[Task data]:
★ ★ ★
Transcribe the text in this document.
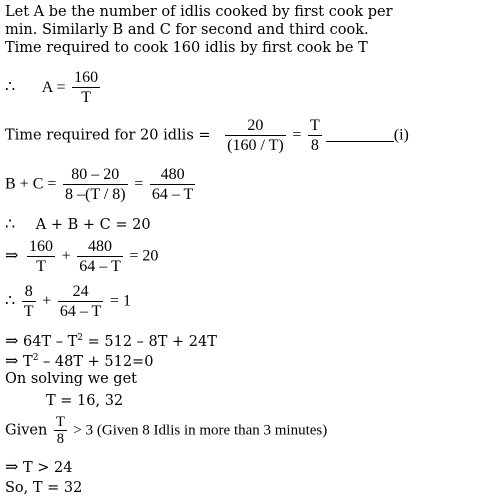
Let A be the number of idlis cooked by first cook per
min. Similarly B and C for second and third cook.
Time required to cook 160 idlis by first cook be T
∴ $A = \frac{160}{T}$
Time required for 20 idlis = $\frac{20}{(160 / T)} = \frac{T}{8}$	(i)
$B + C = \frac{80 - 20}{8 -(T / 8)} = \frac{480}{64 - T}$
∴ A + B + C = 20
⇒ $\frac{160}{T} + \frac{480}{64 - T} = 20$
∴ $\frac{8}{T} + \frac{24}{64 - T} = 1$
⇒ $64T - T^2 = 512 - 8T + 24T$
⇒ $T^2 - 48T + 512=0$
On solving we get
T = 16, 32
Given $\frac{T}{8} > 3$ (Given 8 Idlis in more than 3 minutes)
⇒ T > 24
So, T = 32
★ ★ ★
[Aim of the exercise]: Working from the lines above, reproduce the material exactly and exclude its pictures.

[Solution]:
Transcribe the text in this document.
Let A be the number of idlis cooked by first cook per
min. Similarly B and C for second and third cook.
Time required to cook 160 idlis by first cook be T
∴ $A = \frac{160}{T}$
Time required for 20 idlis = $\frac{20}{(160 / T)} = \frac{T}{8}$	(i)
$B + C = \frac{80 - 20}{8 -(T / 8)} = \frac{480}{64 - T}$
∴ A + B + C = 20
⇒ $\frac{160}{T} + \frac{480}{64 - T} = 20$
∴ $\frac{8}{T} + \frac{24}{64 - T} = 1$
⇒ $64T - T^2 = 512 - 8T + 24T$
⇒ $T^2 - 48T + 512=0$
On solving we get
T = 16, 32
Given $\frac{T}{8} > 3$ (Given 8 Idlis in more than 3 minutes)
⇒ T > 24
So, T = 32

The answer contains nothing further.